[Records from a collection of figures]
## Start

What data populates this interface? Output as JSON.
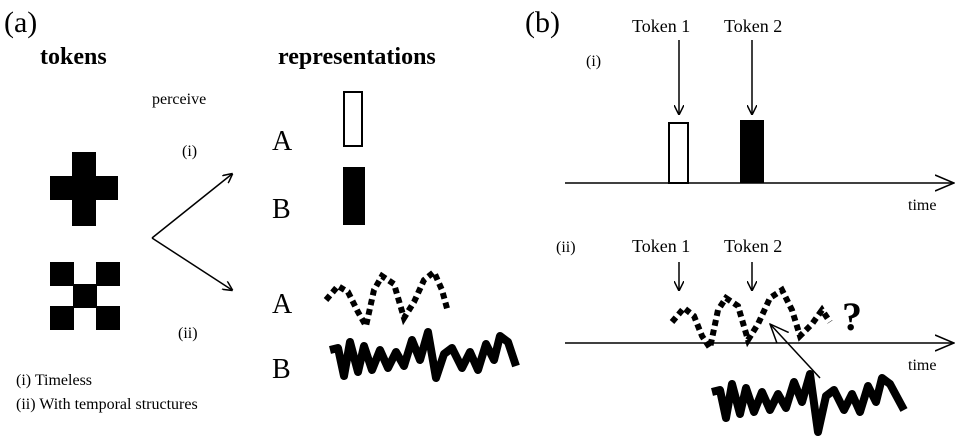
{
  "panel_a": {
    "label": "(a)",
    "tokens_heading": "tokens",
    "representations_heading": "representations",
    "perceive": "perceive",
    "branch_i": "(i)",
    "branch_ii": "(ii)",
    "rows_i": [
      "A",
      "B"
    ],
    "rows_ii": [
      "A",
      "B"
    ],
    "legend": [
      "(i) Timeless",
      "(ii) With temporal structures"
    ]
  },
  "panel_b": {
    "label": "(b)",
    "part_i": {
      "label": "(i)",
      "tokens": [
        "Token 1",
        "Token 2"
      ],
      "axis": "time"
    },
    "part_ii": {
      "label": "(ii)",
      "tokens": [
        "Token 1",
        "Token 2"
      ],
      "unknown": "?",
      "axis": "time"
    }
  }
}
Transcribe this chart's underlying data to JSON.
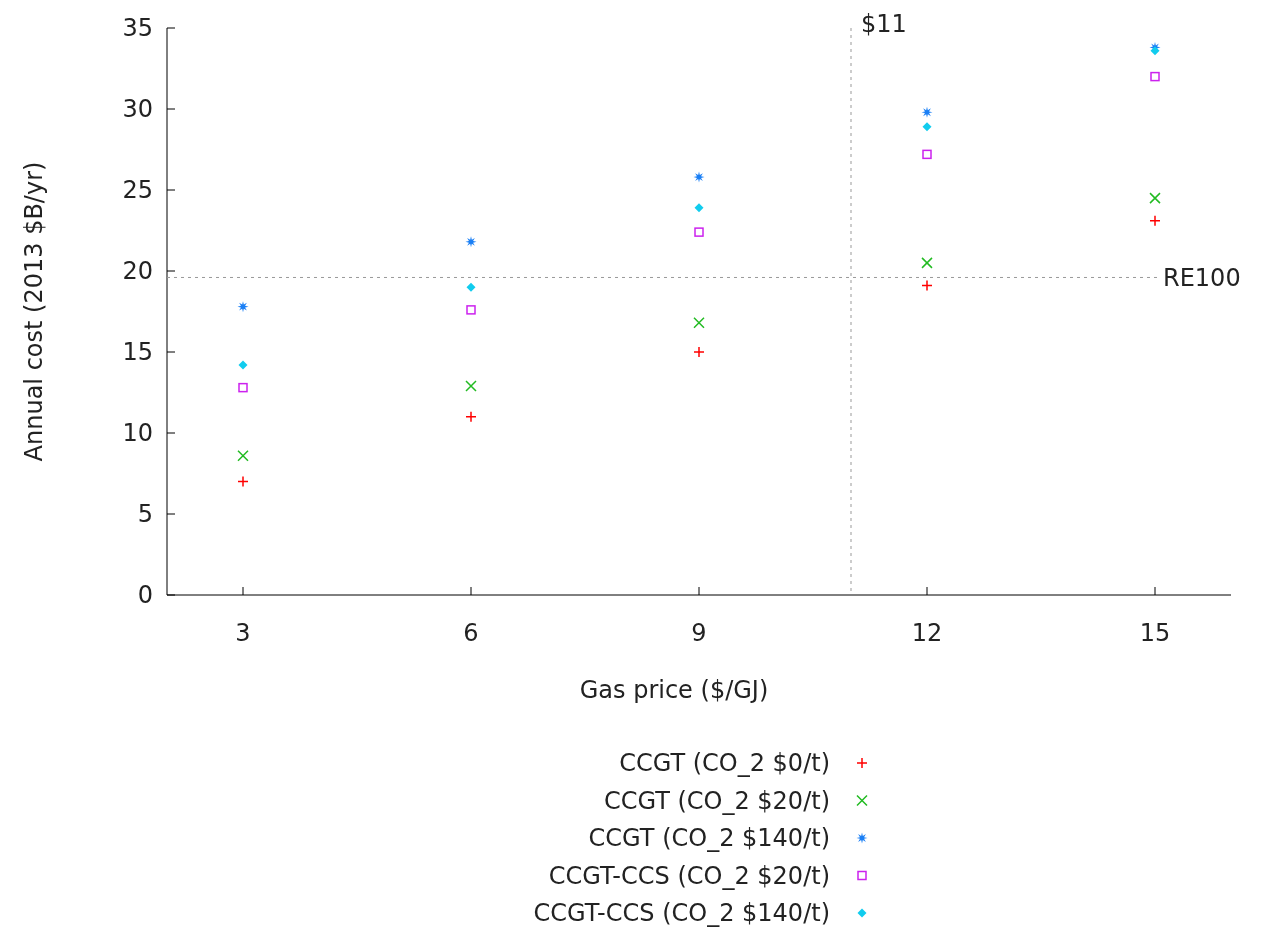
{
  "chart_data": {
    "type": "scatter",
    "xlabel": "Gas price ($/GJ)",
    "ylabel": "Annual cost (2013 $B/yr)",
    "x": [
      3,
      6,
      9,
      12,
      15
    ],
    "series": [
      {
        "name": "CCGT (CO_2 $0/t)",
        "color": "#ff0000",
        "marker": "cross",
        "values": [
          7.0,
          11.0,
          15.0,
          19.1,
          23.1
        ]
      },
      {
        "name": "CCGT (CO_2 $20/t)",
        "color": "#22bb22",
        "marker": "x",
        "values": [
          8.6,
          12.9,
          16.8,
          20.5,
          24.5
        ]
      },
      {
        "name": "CCGT (CO_2 $140/t)",
        "color": "#1a7ff5",
        "marker": "star",
        "values": [
          17.8,
          21.8,
          25.8,
          29.8,
          33.8
        ]
      },
      {
        "name": "CCGT-CCS (CO_2 $20/t)",
        "color": "#cc22ee",
        "marker": "square",
        "values": [
          12.8,
          17.6,
          22.4,
          27.2,
          32.0
        ]
      },
      {
        "name": "CCGT-CCS (CO_2 $140/t)",
        "color": "#11ccee",
        "marker": "diamond",
        "values": [
          14.2,
          19.0,
          23.9,
          28.9,
          33.6
        ]
      }
    ],
    "xlim": [
      2,
      16
    ],
    "xticks": [
      3,
      6,
      9,
      12,
      15
    ],
    "ylim": [
      0,
      35
    ],
    "yticks": [
      0,
      5,
      10,
      15,
      20,
      25,
      30,
      35
    ],
    "ref_lines": [
      {
        "axis": "x",
        "value": 11,
        "label": "$11"
      },
      {
        "axis": "y",
        "value": 19.6,
        "label": "RE100"
      }
    ],
    "legend": "bottom"
  }
}
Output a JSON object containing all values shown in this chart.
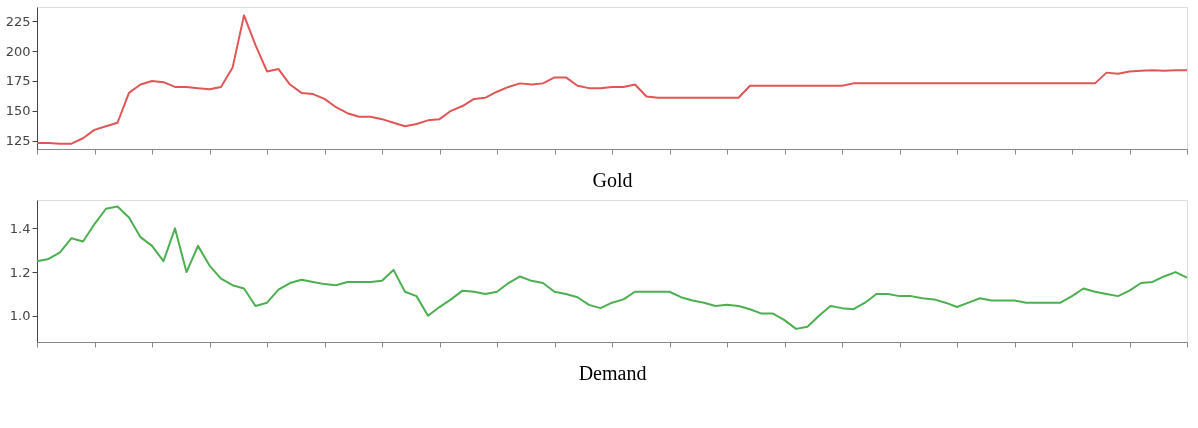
{
  "chart_data": [
    {
      "type": "line",
      "xlabel": "Gold",
      "tick_labels": "y",
      "ylim": [
        118,
        237
      ],
      "yticks": [
        125,
        150,
        175,
        200,
        225
      ],
      "categories": [
        null,
        null,
        null,
        null,
        null,
        null,
        null,
        null,
        null,
        null,
        null,
        null,
        null,
        null,
        null,
        null,
        null,
        null,
        null,
        null,
        null,
        null,
        null,
        null,
        null,
        null,
        null,
        null,
        null,
        null,
        null,
        null,
        null,
        null,
        null,
        null,
        null,
        null,
        null,
        null,
        null,
        null,
        null,
        null,
        null,
        null,
        null,
        null,
        null,
        null,
        null,
        null,
        null,
        null,
        null,
        null,
        null,
        null,
        null,
        null,
        null,
        null,
        null,
        null,
        null,
        null,
        null,
        null,
        null,
        null,
        null,
        null,
        null,
        null,
        null,
        null,
        null,
        null,
        null,
        null,
        null,
        null,
        null,
        null,
        null,
        null,
        null,
        null,
        null,
        null,
        null,
        null,
        null,
        null,
        null,
        null,
        null,
        null,
        null,
        null,
        null
      ],
      "series": [
        {
          "color": "#e05656",
          "values": [
            123,
            123,
            122.5,
            122.5,
            127,
            134,
            137,
            140,
            165,
            172,
            175,
            174,
            170,
            170,
            169,
            168,
            170,
            186,
            230,
            205,
            183,
            185,
            172,
            165,
            164,
            160,
            153,
            148,
            145,
            145,
            143,
            140,
            137,
            139,
            142,
            143,
            150,
            154,
            160,
            161,
            166,
            170,
            173,
            172,
            173,
            178,
            178,
            171,
            169,
            169,
            170,
            170,
            172,
            162,
            161,
            161,
            161,
            161,
            161,
            161,
            161,
            161,
            171,
            171,
            171,
            171,
            171,
            171,
            171,
            171,
            171,
            173,
            173,
            173,
            173,
            173,
            173,
            173,
            173,
            173,
            173,
            173,
            173,
            173,
            173,
            173,
            173,
            173,
            173,
            173,
            173,
            173,
            173,
            182,
            181,
            183,
            183.5,
            184,
            183.5,
            184,
            184
          ]
        }
      ]
    },
    {
      "type": "line",
      "xlabel": "Demand",
      "tick_labels": "y",
      "ylim": [
        0.88,
        1.53
      ],
      "yticks": [
        {
          "value": 1.0,
          "label": "1.0"
        },
        {
          "value": 1.2,
          "label": "1.2"
        },
        {
          "value": 1.4,
          "label": "1.4"
        }
      ],
      "categories": [
        null,
        null,
        null,
        null,
        null,
        null,
        null,
        null,
        null,
        null,
        null,
        null,
        null,
        null,
        null,
        null,
        null,
        null,
        null,
        null,
        null,
        null,
        null,
        null,
        null,
        null,
        null,
        null,
        null,
        null,
        null,
        null,
        null,
        null,
        null,
        null,
        null,
        null,
        null,
        null,
        null,
        null,
        null,
        null,
        null,
        null,
        null,
        null,
        null,
        null,
        null,
        null,
        null,
        null,
        null,
        null,
        null,
        null,
        null,
        null,
        null,
        null,
        null,
        null,
        null,
        null,
        null,
        null,
        null,
        null,
        null,
        null,
        null,
        null,
        null,
        null,
        null,
        null,
        null,
        null,
        null,
        null,
        null,
        null,
        null,
        null,
        null,
        null,
        null,
        null,
        null,
        null,
        null,
        null,
        null,
        null,
        null,
        null,
        null,
        null,
        null
      ],
      "series": [
        {
          "color": "#4caf50",
          "values": [
            1.25,
            1.26,
            1.29,
            1.355,
            1.34,
            1.42,
            1.49,
            1.5,
            1.45,
            1.36,
            1.32,
            1.25,
            1.4,
            1.2,
            1.32,
            1.23,
            1.17,
            1.14,
            1.125,
            1.045,
            1.06,
            1.12,
            1.15,
            1.165,
            1.155,
            1.145,
            1.14,
            1.155,
            1.155,
            1.155,
            1.16,
            1.21,
            1.11,
            1.09,
            1.0,
            1.04,
            1.075,
            1.115,
            1.11,
            1.1,
            1.11,
            1.15,
            1.18,
            1.16,
            1.15,
            1.11,
            1.1,
            1.085,
            1.05,
            1.035,
            1.06,
            1.075,
            1.11,
            1.11,
            1.11,
            1.11,
            1.085,
            1.07,
            1.06,
            1.045,
            1.05,
            1.045,
            1.03,
            1.01,
            1.01,
            0.98,
            0.94,
            0.95,
            1.0,
            1.045,
            1.035,
            1.03,
            1.06,
            1.1,
            1.1,
            1.09,
            1.09,
            1.08,
            1.075,
            1.06,
            1.04,
            1.06,
            1.08,
            1.07,
            1.07,
            1.07,
            1.06,
            1.06,
            1.06,
            1.06,
            1.09,
            1.125,
            1.11,
            1.1,
            1.09,
            1.115,
            1.15,
            1.155,
            1.18,
            1.2,
            1.175
          ]
        }
      ]
    }
  ]
}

## End

For the records above, state how many lines include the string "marker", giving the number and nothing else.

5